§ **Task goal**
Copy every line of the listing that holds the string "Response".

§ **Input rows**

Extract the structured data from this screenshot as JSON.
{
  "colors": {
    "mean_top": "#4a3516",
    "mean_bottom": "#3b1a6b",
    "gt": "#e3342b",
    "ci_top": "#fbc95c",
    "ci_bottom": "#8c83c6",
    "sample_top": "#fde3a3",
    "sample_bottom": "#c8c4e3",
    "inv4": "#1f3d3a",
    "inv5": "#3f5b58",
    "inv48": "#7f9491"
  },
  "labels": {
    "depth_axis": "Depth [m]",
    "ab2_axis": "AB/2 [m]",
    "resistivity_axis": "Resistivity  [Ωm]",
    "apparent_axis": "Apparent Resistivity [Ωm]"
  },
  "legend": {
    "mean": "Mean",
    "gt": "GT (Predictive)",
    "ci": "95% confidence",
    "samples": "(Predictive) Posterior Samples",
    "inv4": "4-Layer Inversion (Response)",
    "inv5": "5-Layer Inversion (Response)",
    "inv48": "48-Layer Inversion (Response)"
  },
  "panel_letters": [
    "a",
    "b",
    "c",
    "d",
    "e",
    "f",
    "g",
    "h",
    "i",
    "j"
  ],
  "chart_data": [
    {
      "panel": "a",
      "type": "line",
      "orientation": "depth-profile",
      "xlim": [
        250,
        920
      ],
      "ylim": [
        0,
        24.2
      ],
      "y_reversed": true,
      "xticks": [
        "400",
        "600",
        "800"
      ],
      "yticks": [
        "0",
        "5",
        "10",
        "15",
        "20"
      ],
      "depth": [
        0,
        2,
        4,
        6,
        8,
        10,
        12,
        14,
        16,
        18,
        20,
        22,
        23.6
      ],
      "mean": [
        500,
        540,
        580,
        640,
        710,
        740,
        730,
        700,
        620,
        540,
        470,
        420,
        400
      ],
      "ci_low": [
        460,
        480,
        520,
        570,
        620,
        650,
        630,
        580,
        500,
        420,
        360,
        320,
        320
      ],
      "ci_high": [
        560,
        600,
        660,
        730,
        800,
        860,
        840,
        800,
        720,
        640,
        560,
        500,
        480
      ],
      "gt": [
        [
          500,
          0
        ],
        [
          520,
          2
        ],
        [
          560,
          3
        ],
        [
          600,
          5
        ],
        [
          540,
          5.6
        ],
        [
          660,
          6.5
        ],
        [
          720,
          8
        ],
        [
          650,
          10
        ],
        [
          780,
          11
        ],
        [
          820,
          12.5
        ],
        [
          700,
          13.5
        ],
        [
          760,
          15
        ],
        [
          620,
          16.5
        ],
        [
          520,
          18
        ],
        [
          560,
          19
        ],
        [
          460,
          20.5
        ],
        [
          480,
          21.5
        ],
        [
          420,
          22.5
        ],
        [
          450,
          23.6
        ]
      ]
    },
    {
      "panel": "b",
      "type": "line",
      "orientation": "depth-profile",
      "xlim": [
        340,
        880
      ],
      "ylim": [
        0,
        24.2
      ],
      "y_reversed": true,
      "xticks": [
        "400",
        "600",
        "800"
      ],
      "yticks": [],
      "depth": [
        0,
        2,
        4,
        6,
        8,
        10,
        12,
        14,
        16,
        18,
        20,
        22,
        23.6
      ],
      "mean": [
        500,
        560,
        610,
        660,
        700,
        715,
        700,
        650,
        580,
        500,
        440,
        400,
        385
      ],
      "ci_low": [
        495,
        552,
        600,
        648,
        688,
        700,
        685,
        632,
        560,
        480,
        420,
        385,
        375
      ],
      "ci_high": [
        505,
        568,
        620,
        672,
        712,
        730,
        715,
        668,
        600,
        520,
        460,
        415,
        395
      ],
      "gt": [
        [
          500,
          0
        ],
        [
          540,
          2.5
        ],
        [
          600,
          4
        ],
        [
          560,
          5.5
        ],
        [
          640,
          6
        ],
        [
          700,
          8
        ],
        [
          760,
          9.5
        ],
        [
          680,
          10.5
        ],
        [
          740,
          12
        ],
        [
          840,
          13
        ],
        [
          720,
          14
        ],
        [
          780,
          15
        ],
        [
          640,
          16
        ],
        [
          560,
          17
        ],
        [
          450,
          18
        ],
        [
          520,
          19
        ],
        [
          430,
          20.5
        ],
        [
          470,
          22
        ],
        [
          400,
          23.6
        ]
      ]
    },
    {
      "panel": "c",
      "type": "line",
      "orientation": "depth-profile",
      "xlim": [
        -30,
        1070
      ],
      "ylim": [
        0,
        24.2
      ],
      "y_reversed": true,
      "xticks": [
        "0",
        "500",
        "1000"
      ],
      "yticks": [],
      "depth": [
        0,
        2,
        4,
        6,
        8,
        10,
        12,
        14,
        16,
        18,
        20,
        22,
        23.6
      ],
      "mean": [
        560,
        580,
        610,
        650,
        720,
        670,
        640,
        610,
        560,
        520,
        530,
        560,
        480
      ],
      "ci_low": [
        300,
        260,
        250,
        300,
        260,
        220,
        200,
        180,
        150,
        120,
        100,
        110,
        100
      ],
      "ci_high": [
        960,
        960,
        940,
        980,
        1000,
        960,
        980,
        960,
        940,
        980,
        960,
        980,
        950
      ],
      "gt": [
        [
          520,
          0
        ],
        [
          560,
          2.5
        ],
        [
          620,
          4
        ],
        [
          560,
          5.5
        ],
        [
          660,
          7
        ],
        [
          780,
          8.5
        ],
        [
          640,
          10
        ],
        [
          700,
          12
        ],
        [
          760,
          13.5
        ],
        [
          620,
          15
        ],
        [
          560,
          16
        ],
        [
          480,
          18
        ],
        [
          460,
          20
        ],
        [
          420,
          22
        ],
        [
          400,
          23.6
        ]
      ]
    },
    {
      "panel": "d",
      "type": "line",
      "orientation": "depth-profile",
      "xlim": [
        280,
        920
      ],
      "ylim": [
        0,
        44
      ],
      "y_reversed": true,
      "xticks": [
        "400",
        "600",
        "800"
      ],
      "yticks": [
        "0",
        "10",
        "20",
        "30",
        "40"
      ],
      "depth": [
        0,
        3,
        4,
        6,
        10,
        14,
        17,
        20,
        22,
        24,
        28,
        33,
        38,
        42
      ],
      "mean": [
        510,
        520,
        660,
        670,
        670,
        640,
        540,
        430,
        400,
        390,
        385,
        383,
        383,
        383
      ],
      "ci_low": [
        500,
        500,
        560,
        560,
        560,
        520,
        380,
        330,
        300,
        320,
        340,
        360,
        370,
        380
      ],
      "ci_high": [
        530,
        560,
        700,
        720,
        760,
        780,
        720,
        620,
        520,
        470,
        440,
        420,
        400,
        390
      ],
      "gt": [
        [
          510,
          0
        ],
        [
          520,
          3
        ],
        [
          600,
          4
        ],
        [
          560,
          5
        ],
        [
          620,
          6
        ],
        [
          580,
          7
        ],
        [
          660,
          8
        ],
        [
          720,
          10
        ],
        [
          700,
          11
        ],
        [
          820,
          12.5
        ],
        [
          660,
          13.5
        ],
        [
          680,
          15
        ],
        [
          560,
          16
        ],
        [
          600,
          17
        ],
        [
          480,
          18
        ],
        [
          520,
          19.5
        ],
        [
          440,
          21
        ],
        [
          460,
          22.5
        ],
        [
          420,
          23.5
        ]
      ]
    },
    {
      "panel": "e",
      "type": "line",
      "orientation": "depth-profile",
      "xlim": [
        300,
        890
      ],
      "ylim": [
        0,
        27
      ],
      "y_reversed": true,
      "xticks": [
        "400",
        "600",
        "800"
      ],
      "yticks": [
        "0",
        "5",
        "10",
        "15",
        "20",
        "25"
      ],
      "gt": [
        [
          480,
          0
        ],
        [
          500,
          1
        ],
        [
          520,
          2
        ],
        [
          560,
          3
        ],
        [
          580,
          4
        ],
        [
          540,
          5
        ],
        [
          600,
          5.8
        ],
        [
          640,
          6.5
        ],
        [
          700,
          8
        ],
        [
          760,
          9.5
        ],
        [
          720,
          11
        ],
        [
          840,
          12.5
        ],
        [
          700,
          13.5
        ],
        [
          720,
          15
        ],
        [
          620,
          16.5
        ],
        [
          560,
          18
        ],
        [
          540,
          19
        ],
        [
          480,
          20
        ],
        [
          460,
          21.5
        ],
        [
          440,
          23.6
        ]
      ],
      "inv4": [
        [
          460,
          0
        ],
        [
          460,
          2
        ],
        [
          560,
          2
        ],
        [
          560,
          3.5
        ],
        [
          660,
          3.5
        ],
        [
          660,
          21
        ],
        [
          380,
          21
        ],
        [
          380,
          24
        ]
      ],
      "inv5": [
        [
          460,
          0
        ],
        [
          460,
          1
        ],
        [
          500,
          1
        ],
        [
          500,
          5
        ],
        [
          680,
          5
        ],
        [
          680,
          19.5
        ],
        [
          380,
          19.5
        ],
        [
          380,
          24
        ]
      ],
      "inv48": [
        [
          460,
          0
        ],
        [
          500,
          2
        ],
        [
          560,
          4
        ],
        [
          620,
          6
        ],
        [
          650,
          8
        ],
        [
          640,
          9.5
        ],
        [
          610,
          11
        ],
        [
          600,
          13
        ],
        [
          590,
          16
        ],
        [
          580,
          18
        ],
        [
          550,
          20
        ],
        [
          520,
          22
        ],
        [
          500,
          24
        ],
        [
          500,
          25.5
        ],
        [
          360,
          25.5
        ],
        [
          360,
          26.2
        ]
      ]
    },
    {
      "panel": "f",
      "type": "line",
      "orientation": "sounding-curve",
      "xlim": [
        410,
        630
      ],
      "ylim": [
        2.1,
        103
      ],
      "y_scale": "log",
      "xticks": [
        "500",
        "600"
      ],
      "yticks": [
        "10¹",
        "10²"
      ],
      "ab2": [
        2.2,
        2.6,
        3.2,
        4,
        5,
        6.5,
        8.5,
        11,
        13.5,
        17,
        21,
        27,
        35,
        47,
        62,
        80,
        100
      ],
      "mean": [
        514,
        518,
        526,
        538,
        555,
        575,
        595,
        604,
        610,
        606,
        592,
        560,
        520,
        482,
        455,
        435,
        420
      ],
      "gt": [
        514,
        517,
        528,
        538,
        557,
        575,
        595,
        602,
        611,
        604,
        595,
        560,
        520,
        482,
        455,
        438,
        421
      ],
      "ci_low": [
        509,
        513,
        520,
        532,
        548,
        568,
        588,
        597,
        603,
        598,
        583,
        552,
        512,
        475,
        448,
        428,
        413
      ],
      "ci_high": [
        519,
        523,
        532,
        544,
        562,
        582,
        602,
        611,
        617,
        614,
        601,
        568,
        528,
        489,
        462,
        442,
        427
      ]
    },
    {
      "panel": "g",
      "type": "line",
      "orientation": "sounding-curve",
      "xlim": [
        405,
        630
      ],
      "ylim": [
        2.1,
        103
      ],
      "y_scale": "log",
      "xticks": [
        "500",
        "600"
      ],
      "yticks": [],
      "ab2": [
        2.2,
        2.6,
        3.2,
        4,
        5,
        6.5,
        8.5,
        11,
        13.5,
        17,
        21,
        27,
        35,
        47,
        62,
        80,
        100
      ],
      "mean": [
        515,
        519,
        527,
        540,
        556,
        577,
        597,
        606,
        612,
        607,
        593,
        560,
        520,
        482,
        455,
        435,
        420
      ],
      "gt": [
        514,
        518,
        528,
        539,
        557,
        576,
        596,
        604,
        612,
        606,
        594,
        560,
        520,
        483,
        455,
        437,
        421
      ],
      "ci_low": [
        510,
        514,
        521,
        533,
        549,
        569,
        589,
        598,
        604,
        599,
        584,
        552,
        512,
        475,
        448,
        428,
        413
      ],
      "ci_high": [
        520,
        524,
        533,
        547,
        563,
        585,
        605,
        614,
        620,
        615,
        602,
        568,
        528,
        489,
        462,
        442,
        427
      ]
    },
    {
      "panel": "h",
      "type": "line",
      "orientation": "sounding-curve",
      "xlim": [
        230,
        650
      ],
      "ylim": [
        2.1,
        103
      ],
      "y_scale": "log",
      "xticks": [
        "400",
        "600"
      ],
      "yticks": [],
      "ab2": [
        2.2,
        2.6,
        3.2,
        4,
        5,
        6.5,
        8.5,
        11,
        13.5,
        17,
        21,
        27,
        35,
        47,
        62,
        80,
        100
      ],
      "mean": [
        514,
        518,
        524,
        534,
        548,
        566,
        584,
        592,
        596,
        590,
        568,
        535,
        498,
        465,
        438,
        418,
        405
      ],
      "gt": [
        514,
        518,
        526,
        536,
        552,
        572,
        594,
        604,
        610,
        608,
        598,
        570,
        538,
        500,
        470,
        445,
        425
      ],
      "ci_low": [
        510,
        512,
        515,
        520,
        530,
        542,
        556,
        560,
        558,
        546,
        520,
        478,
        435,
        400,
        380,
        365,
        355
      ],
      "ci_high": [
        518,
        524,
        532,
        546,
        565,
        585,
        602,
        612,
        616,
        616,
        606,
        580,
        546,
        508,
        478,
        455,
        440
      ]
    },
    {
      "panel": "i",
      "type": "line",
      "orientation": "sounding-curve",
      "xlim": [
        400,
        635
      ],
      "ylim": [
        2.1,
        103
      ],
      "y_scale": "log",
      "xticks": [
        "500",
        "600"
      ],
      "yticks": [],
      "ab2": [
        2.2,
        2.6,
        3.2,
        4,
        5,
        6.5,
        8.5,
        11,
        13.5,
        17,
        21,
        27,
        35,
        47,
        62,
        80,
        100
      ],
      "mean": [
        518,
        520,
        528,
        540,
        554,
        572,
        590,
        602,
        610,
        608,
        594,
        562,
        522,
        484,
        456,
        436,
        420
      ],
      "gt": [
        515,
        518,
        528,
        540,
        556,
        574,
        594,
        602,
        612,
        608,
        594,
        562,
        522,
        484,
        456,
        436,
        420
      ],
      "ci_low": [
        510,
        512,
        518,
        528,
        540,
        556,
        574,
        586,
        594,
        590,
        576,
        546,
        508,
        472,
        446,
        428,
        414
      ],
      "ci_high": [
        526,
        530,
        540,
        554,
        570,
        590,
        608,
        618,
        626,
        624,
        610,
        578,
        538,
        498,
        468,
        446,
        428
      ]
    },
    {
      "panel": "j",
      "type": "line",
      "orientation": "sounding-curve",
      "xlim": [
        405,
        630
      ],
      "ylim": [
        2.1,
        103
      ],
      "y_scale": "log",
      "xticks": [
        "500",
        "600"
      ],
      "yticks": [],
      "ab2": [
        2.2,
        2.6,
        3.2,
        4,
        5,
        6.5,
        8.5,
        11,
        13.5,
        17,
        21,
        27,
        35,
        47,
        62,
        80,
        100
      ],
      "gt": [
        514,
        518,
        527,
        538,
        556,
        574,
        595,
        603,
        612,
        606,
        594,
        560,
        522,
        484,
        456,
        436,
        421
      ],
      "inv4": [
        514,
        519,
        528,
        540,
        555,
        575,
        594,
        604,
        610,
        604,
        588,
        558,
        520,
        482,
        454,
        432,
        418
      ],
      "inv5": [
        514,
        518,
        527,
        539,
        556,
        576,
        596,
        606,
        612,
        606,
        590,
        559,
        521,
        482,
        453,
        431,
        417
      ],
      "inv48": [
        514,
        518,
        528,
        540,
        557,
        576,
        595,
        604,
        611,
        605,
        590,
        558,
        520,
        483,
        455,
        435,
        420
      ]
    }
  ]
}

§ **Task result**
    "inv4": "4-Layer Inversion (Response)",
    "inv5": "5-Layer Inversion (Response)",
    "inv48": "48-Layer Inversion (Response)"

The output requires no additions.